● BRANO FORNITO
# # # # # # #

Taguieff a questo punto si dedica a smontare la macchina retorica sottesa a queste accuse, che in realtà servono solo a delegittimare l'altra parte. Taguieff indica, tra gli altri, Bernard-Henry Lévy come teorico della crociata antilepenista. Fu infatti tra i primi a parlare di «due France, due sistemi di valori e di credenze»: la Francia «fascista» e quella «antifascista», vale a dire la Francia lepenista e quella democratica. Da qui la necessità di «fare della resistenza al FN una guerra nazionale, popolare, totale e prolungata» (così scrisse Bernard-Henry Lévy nel 1990).

# # # # # # #

● DATI FORNITI

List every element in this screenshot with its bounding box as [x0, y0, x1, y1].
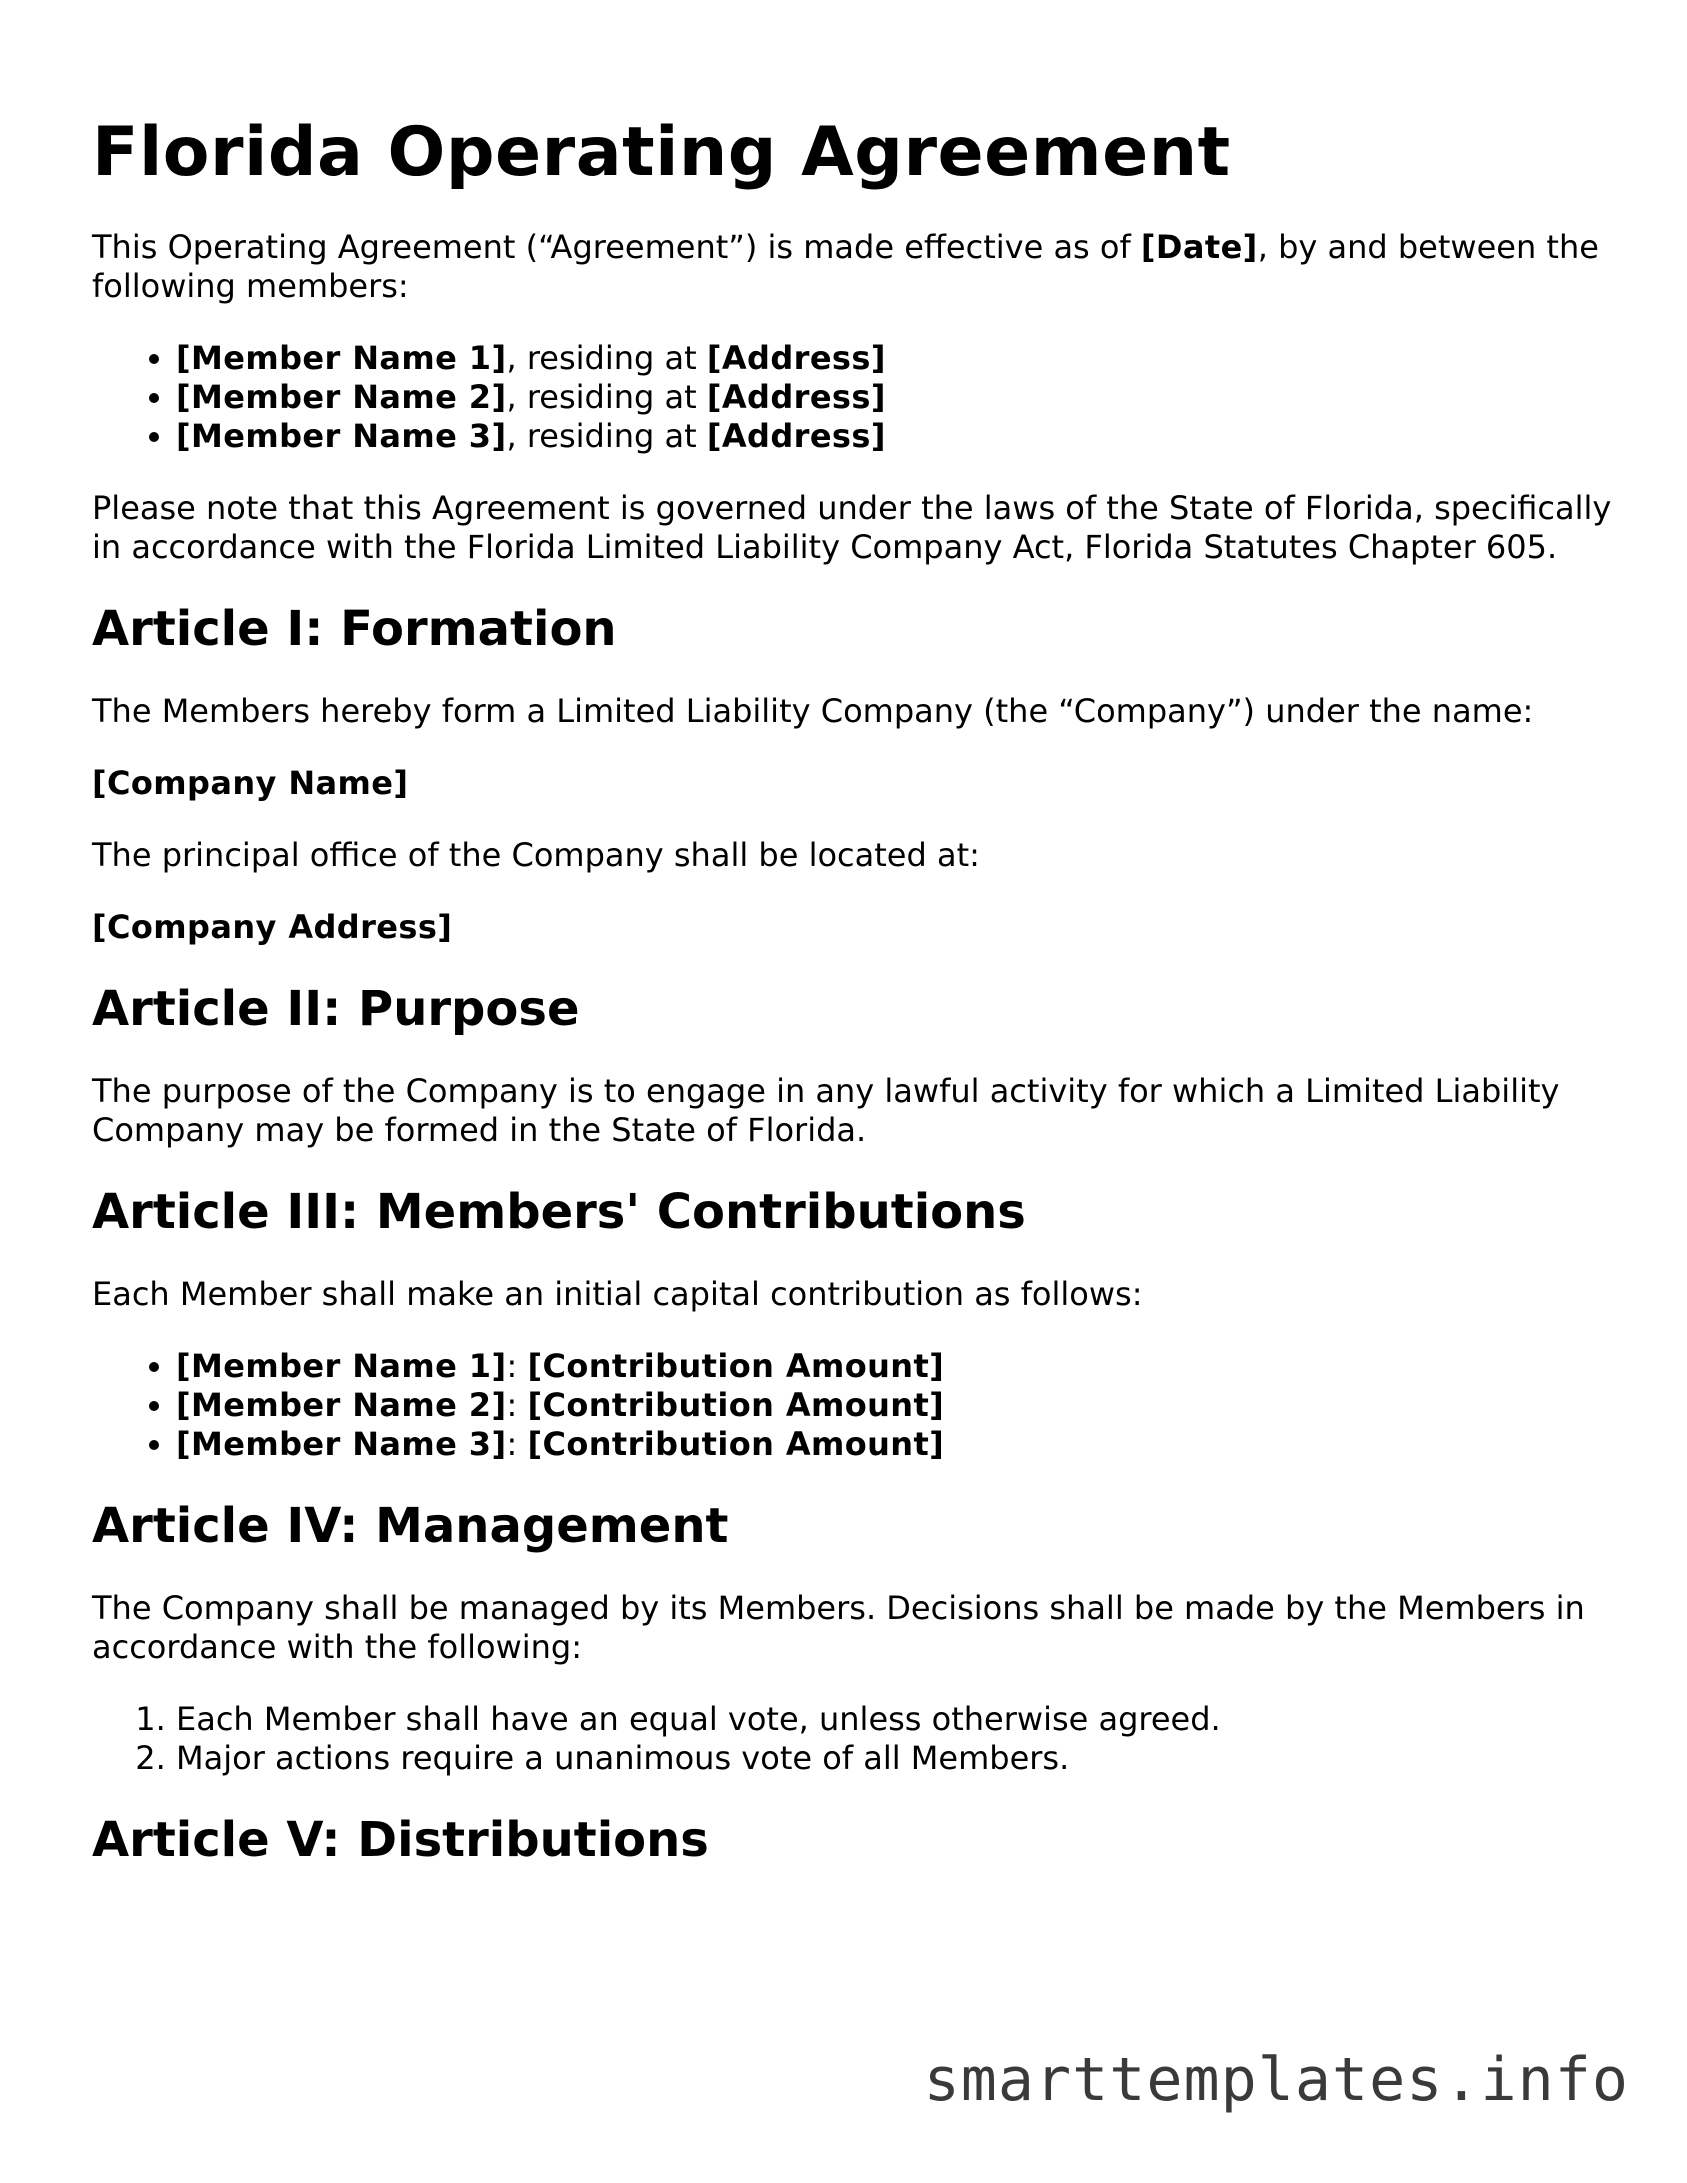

# # # # # # #

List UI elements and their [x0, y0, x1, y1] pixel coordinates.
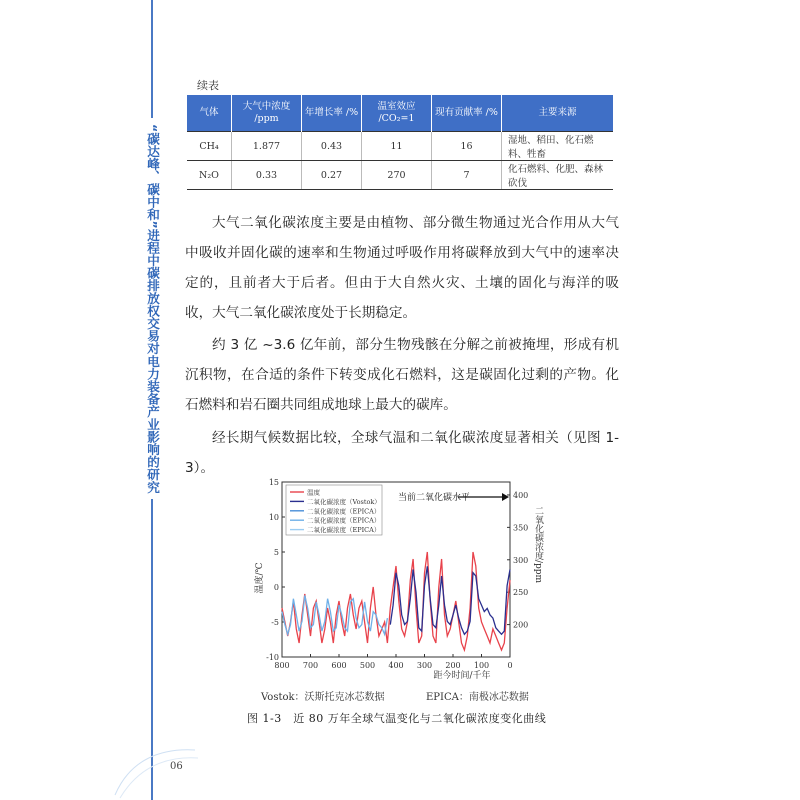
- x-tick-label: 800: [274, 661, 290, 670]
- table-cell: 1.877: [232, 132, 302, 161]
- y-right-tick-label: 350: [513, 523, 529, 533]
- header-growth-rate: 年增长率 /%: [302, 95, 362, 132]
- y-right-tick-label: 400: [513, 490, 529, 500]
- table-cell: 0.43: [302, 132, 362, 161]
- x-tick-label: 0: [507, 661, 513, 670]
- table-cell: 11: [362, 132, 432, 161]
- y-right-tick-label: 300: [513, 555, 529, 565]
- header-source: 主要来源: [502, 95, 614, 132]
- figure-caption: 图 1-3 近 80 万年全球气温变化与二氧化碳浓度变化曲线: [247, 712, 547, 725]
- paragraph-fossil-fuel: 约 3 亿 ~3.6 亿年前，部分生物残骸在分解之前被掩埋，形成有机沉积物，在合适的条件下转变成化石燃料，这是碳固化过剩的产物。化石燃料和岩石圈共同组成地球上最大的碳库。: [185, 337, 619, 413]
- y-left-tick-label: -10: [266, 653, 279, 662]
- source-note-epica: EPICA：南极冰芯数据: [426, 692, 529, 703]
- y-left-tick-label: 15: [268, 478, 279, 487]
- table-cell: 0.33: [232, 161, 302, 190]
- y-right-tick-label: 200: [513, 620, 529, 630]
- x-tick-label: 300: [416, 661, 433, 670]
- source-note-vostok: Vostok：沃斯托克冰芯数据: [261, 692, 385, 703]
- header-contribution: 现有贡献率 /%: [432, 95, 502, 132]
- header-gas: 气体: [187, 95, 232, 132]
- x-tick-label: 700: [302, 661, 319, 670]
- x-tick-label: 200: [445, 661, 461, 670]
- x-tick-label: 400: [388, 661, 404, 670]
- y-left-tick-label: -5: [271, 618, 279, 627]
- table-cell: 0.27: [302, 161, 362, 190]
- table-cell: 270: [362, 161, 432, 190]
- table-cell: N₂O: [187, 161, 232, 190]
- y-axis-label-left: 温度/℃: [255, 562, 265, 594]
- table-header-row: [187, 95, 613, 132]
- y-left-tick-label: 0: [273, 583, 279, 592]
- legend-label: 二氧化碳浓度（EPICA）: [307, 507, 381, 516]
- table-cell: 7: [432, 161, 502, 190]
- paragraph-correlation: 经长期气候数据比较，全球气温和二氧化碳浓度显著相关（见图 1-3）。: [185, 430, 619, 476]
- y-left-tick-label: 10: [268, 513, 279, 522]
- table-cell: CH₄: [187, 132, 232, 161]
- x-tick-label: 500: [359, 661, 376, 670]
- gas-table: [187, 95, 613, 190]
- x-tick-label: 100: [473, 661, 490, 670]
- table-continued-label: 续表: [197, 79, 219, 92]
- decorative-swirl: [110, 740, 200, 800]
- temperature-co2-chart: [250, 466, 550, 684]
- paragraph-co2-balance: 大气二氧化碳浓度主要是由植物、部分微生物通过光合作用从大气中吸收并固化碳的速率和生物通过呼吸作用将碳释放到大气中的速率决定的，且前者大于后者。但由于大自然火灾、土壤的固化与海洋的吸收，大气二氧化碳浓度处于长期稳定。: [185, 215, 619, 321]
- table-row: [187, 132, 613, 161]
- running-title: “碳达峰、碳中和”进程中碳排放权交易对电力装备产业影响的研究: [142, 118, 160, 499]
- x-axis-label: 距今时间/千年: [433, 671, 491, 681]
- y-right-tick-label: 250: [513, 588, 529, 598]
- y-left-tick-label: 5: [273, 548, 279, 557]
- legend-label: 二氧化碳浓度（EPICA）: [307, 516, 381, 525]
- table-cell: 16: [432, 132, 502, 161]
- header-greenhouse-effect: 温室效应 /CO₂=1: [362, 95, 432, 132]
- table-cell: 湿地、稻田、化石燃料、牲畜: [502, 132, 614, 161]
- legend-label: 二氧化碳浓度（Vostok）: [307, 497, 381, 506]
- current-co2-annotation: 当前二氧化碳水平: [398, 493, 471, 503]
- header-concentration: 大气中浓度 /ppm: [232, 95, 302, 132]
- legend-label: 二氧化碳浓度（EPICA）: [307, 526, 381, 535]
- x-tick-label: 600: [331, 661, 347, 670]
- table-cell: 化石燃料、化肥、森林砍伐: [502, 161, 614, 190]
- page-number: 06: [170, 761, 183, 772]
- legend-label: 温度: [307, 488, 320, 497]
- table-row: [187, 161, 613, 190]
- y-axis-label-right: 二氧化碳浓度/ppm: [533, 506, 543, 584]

# # # # # # #

● CONSEGNA
Secondo il brano fornito, in quale anno Bernard-Henry Lévy scrisse che occorreva «fare della resistenza al FN una guerra nazionale, popolare, totale e prolungata»?

● ESERCIZIO SVOLTO
Nel 1990.